- WRITTEN REQUEST
Copy each line of the material below that includes the string "등급란이든".

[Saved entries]
————

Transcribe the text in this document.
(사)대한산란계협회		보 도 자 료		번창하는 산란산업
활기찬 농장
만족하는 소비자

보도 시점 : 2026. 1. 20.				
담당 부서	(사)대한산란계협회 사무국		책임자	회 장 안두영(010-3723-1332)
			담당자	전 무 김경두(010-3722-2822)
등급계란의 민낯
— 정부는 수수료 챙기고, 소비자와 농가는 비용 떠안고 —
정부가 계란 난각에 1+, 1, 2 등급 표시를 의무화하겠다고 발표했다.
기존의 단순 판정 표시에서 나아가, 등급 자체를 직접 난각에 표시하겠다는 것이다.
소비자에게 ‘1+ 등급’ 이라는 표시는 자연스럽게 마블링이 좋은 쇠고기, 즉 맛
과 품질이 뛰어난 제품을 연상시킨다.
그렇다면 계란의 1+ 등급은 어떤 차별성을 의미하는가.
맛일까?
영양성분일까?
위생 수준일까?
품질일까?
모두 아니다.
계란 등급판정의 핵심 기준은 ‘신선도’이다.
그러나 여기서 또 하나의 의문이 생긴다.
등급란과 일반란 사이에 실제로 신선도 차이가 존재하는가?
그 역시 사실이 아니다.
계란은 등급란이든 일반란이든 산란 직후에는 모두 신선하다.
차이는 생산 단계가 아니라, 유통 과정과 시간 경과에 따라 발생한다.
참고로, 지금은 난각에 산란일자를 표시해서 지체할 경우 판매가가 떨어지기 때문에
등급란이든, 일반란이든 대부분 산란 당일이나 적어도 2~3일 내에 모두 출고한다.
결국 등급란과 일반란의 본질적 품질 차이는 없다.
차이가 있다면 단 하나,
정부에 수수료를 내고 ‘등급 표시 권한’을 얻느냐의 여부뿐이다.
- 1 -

————

- RESULT OF THIS EXERCISE
계란은 등급란이든 일반란이든 산란 직후에는 모두 신선하다.
등급란이든, 일반란이든 대부분 산란 당일이나 적어도 2~3일 내에 모두 출고한다.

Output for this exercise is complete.